* _EXCERPT_:
Blues connaisseurs will want to seek out this album for the marvelous interpretations of Muddy Waters (“Standing Around Crying,” “Rollin’ and Tumblin’”), Bo Diddley (“Crackin’ Up”), and Jerome Green (“Bring It To Jerome”). Speaking of “Bring It To Jerome,” the song opens with absolutely scorching electric harmonica, played by either Gibbons or James Harman, who provided additional harp on the record. Gibbons has been thrilling audiences with his mastery of the electric guitar for decades, and continues to prove just how damn good he is here. But on this album, Gibbons gets to show off some impressive harp skills here that you wouldn’t know he has from his body of work with ZZ Top.

* _RAW DATA_:
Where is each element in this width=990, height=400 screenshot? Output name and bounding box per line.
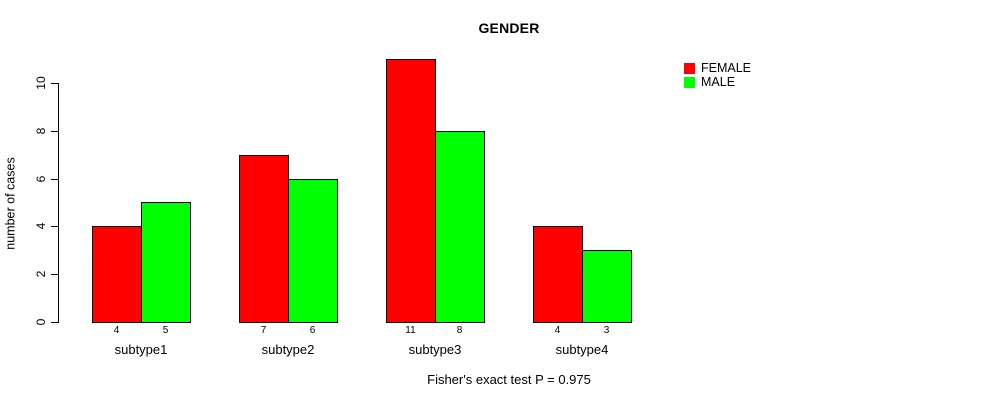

* _WRITTEN PROBLEM 1_:
In the blues album excerpt, who provided additional harp on the record besides Gibbons?
* _WRITTEN PROBLEM 2_:
In the blues album excerpt, rewrite the passage starting with "Blues connaisseurs will" and going on through "with ZZ Top.", changing "harp" to "harmonica".

* _CORRECT OUTPUT 1_:
James Harman

* _CORRECT OUTPUT 2_:
Blues connaisseurs will want to seek out this album for the marvelous interpretations of Muddy Waters (“Standing Around Crying,” “Rollin’ and Tumblin’”), Bo Diddley (“Crackin’ Up”), and Jerome Green (“Bring It To Jerome”). Speaking of “Bring It To Jerome,” the song opens with absolutely scorching electric harmonica, played by either Gibbons or James Harman, who provided additional harmonica on the record. Gibbons has been thrilling audiences with his mastery of the electric guitar for decades, and continues to prove just how damn good he is here. But on this album, Gibbons gets to show off some impressive harmonica skills here that you wouldn’t know he has from his body of work with ZZ Top.